Record set ::
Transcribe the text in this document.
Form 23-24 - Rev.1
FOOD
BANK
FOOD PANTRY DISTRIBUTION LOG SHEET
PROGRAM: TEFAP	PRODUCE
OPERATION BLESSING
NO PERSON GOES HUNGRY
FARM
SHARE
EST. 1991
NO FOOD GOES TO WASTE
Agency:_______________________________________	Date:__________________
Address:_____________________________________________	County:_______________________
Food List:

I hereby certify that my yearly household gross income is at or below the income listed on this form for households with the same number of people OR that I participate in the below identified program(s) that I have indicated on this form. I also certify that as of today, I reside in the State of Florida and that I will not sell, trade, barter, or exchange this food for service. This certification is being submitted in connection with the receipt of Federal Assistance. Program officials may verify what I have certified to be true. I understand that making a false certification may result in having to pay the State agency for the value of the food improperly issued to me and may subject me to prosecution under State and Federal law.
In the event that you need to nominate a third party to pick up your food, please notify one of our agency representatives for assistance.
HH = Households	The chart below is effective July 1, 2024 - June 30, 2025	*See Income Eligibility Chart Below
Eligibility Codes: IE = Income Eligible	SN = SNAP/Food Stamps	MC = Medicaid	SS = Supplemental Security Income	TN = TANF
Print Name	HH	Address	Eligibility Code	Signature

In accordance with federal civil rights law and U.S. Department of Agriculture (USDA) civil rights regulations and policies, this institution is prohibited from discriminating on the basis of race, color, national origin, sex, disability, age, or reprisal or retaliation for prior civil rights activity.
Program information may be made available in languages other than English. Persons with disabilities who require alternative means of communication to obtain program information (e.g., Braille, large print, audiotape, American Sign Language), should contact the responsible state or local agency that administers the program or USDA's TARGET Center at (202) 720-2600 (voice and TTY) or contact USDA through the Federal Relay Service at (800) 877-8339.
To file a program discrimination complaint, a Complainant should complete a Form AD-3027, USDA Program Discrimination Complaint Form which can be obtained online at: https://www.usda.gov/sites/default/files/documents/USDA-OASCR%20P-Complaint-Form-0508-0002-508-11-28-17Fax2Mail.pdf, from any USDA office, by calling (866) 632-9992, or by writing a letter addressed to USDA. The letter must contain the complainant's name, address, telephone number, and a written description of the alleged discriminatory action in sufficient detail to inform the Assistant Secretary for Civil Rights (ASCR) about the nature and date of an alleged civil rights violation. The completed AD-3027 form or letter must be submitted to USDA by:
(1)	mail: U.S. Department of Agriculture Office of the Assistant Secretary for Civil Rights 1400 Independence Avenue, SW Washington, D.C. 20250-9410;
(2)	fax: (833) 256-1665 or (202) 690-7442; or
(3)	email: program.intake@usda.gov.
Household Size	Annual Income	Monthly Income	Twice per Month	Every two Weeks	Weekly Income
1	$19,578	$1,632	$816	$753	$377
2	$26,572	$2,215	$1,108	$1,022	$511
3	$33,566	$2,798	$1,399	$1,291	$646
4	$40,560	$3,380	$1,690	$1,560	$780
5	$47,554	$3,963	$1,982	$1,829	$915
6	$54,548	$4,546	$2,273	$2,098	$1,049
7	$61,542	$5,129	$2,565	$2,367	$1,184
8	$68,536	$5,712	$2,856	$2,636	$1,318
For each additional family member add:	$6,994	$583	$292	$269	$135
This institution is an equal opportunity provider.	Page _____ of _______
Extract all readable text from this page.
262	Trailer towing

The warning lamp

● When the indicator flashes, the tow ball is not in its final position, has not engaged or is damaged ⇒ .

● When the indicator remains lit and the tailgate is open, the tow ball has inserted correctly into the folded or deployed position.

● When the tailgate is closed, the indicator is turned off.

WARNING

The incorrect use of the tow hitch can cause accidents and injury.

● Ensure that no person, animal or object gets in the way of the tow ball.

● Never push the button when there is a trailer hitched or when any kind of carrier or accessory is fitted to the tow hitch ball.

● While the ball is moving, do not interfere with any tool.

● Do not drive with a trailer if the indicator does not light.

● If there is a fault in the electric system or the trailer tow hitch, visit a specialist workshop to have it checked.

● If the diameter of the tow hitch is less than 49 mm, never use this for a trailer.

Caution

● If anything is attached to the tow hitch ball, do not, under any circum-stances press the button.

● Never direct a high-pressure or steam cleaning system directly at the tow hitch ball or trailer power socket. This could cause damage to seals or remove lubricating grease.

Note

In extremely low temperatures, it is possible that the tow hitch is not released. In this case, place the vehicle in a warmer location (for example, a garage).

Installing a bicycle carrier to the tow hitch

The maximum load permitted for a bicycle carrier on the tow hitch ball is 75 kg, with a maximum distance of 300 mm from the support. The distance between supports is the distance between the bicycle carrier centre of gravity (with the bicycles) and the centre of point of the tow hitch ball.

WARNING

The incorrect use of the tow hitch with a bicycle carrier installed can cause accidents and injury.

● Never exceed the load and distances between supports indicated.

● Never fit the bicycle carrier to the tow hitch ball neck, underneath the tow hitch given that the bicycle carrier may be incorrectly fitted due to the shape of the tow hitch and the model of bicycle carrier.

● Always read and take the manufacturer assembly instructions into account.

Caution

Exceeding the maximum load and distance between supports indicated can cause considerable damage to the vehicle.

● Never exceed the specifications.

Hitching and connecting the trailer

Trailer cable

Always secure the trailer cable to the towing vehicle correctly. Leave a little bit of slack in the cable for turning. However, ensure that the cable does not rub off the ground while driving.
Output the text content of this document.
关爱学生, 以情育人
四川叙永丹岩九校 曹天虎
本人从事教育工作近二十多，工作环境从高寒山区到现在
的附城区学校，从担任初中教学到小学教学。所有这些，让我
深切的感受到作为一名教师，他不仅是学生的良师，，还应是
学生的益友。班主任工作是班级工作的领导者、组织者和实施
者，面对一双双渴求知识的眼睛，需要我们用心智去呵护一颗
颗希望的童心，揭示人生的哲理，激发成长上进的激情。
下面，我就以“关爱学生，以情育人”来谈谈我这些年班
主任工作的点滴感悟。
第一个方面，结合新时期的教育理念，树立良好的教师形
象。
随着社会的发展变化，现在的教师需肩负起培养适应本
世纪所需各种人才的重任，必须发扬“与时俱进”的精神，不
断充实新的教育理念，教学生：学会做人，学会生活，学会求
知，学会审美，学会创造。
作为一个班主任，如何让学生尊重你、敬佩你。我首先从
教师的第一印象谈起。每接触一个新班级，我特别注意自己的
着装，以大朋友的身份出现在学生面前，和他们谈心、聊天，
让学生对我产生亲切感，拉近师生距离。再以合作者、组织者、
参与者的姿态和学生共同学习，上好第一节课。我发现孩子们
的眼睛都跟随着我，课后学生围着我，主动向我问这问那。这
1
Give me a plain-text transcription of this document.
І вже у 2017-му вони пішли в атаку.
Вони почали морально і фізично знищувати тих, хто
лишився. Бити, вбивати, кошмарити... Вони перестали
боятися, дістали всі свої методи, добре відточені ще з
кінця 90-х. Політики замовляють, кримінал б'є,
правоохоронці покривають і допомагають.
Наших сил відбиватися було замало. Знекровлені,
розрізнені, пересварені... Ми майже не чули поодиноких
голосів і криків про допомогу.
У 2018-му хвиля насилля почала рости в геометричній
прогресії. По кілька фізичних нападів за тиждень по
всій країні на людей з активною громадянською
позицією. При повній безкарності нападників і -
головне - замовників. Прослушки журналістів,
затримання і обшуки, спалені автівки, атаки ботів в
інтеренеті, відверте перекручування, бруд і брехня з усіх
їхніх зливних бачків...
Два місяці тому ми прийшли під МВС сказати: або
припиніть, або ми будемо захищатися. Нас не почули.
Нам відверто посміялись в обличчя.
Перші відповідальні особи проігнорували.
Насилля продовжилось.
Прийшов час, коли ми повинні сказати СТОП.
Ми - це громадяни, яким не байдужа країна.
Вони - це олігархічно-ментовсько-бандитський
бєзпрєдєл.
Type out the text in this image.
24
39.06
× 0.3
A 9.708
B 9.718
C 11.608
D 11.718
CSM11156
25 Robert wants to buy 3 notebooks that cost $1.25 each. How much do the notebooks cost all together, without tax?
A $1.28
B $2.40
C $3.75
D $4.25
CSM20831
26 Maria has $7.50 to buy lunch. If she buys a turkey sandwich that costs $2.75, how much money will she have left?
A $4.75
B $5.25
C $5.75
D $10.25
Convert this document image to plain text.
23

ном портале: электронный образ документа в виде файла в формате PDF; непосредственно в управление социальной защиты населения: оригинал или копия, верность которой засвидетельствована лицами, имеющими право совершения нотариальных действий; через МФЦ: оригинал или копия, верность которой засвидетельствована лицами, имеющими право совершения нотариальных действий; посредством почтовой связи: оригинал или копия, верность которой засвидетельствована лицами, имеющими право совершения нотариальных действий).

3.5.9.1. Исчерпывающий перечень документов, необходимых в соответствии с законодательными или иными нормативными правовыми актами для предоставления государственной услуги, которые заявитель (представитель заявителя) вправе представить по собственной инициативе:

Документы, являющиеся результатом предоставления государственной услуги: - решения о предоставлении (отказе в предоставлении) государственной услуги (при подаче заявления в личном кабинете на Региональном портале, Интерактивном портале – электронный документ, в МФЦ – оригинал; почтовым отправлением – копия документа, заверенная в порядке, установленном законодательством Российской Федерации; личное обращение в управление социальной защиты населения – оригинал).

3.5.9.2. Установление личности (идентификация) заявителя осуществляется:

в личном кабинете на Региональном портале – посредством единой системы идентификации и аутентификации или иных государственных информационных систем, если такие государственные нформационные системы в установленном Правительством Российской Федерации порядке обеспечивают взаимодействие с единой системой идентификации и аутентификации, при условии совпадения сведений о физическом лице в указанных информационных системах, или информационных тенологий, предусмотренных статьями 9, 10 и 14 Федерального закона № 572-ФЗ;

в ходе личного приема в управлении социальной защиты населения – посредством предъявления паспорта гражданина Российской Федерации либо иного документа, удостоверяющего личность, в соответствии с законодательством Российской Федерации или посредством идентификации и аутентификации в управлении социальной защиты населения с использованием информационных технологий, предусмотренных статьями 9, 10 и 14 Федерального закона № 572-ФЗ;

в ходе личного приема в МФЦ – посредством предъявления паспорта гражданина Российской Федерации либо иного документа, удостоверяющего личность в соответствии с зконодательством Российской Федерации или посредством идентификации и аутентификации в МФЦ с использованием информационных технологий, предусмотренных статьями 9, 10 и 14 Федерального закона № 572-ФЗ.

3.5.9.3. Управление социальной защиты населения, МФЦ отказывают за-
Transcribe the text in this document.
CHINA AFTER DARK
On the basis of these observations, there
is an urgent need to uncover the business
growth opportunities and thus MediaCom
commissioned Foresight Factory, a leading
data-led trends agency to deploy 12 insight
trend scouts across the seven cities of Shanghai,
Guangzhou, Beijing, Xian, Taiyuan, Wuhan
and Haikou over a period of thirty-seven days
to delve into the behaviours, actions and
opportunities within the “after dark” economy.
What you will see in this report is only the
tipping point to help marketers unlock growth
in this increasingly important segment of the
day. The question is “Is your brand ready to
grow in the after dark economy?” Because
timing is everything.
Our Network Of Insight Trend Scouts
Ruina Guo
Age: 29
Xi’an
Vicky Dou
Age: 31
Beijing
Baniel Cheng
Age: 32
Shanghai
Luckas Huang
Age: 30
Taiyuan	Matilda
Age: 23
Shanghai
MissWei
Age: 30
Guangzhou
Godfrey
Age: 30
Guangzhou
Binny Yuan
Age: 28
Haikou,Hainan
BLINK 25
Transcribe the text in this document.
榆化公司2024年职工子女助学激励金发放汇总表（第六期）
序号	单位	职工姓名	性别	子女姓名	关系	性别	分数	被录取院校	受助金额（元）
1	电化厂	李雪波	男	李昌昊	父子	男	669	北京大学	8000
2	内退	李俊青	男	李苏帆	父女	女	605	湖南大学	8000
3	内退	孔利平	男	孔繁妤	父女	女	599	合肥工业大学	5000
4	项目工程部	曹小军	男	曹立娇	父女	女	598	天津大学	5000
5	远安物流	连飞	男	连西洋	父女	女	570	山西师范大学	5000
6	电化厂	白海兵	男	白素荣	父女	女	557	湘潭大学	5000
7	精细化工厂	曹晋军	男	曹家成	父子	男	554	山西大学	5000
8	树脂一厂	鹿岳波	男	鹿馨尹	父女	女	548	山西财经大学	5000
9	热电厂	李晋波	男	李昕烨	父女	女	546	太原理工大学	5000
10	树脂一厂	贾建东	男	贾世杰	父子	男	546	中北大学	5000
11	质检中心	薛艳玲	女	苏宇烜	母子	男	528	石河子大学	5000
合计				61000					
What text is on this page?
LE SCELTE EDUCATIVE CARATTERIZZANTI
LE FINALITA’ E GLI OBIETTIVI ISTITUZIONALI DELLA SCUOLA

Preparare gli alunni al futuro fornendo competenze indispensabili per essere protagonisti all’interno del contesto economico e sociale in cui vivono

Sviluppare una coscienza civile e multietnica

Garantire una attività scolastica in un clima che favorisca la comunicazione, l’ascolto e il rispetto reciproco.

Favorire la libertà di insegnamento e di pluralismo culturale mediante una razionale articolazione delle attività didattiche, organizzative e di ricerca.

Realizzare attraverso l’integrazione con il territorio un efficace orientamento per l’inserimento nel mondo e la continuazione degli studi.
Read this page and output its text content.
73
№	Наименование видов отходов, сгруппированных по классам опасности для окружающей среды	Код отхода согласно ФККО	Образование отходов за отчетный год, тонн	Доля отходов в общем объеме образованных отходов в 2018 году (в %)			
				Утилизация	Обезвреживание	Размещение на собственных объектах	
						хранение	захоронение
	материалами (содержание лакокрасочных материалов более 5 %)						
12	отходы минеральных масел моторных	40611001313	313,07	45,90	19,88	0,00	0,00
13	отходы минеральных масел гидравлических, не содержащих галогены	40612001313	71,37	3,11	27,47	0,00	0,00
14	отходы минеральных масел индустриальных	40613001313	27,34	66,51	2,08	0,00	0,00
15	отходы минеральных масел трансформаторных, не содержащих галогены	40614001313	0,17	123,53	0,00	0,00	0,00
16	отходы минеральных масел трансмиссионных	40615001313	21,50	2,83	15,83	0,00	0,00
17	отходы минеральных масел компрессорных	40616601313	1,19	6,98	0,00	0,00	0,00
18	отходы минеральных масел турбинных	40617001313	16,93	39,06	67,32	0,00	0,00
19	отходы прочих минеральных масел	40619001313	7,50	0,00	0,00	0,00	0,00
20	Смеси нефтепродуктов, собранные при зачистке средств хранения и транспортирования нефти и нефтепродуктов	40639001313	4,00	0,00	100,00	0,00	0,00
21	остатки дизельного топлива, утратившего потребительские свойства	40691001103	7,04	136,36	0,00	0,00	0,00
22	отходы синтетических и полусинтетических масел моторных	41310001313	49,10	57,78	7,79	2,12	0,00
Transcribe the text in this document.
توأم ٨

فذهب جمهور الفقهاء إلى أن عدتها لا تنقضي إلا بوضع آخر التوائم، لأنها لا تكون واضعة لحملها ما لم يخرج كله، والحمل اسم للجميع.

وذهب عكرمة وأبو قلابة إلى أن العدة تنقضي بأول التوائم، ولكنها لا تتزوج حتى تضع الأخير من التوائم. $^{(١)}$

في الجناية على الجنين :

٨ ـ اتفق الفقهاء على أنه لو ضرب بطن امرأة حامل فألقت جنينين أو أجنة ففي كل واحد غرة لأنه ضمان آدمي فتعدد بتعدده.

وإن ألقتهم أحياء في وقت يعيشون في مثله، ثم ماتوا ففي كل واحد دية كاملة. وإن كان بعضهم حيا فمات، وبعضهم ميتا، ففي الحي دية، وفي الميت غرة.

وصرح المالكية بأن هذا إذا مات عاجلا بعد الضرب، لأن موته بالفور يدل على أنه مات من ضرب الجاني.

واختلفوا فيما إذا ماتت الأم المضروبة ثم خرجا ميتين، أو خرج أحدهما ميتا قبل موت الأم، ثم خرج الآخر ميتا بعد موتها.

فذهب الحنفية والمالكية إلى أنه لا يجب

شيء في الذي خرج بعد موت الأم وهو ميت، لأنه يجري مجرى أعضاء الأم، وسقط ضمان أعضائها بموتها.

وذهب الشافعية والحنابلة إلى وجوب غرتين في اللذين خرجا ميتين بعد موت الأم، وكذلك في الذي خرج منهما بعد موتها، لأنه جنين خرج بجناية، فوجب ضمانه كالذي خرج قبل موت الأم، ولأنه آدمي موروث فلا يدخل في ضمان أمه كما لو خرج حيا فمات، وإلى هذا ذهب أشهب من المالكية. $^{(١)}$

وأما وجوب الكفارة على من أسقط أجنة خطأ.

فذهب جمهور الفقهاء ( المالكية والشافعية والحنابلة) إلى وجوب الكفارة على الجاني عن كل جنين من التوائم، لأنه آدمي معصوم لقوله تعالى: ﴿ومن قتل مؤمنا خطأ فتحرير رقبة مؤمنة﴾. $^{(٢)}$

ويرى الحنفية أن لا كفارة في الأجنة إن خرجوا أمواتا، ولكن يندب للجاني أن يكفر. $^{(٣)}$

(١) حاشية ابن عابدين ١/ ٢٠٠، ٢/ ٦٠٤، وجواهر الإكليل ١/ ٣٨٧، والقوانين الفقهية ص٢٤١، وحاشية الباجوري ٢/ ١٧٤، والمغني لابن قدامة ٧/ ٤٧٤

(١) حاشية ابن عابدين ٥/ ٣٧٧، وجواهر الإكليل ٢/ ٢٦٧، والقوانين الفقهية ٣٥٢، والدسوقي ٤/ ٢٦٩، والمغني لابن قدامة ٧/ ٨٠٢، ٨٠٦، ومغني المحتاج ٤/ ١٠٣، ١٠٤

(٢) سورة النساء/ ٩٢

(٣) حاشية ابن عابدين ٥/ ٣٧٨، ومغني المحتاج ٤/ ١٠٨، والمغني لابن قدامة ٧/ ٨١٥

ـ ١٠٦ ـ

Task brief ::
Check each line of the listing above for the string "position", then report only how many lines have it.

Correct answer ::
2